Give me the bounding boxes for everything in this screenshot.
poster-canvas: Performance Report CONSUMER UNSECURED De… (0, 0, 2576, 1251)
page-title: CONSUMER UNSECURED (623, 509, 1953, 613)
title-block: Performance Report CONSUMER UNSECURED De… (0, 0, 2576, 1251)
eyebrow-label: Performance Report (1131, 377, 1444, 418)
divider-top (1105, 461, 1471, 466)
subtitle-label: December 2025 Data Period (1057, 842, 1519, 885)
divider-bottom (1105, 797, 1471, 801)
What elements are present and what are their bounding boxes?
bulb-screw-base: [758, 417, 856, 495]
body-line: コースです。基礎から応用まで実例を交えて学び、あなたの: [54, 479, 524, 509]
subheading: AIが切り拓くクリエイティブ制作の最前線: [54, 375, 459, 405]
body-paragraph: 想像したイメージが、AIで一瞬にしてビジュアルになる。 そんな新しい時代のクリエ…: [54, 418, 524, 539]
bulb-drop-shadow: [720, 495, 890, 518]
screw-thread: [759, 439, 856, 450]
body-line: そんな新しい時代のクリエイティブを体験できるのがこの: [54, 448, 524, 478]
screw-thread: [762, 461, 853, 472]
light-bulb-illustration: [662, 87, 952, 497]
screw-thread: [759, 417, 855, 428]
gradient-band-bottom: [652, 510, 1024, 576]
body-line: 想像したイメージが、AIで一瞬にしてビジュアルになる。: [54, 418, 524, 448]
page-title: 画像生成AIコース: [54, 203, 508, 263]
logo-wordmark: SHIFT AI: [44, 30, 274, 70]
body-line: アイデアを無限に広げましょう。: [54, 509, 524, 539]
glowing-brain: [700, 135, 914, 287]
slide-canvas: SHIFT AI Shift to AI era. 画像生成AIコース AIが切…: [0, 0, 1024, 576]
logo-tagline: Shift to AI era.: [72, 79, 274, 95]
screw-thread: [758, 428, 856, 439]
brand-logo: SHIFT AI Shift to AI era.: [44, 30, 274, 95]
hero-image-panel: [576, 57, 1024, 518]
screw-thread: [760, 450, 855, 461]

_WORK REQUIRED_.
Give the rows from the start through the line containing "title-block: Performance Report" as a Markdown table with the columns Number and Row line, leaving out any blank lines.

_EXERCISE OUTPUT_.
| Number | Row line |
|---|---|
| 1 | Give me the bounding boxes for everything in this screenshot. |
| 2 | poster-canvas: Performance Report CONSUMER UNSECURED De… (0, 0, 2576, 1251) |
| 3 | page-title: CONSUMER UNSECURED (623, 509, 1953, 613) |
| 4 | title-block: Performance Report CONSUMER UNSECURED De… (0, 0, 2576, 1251) |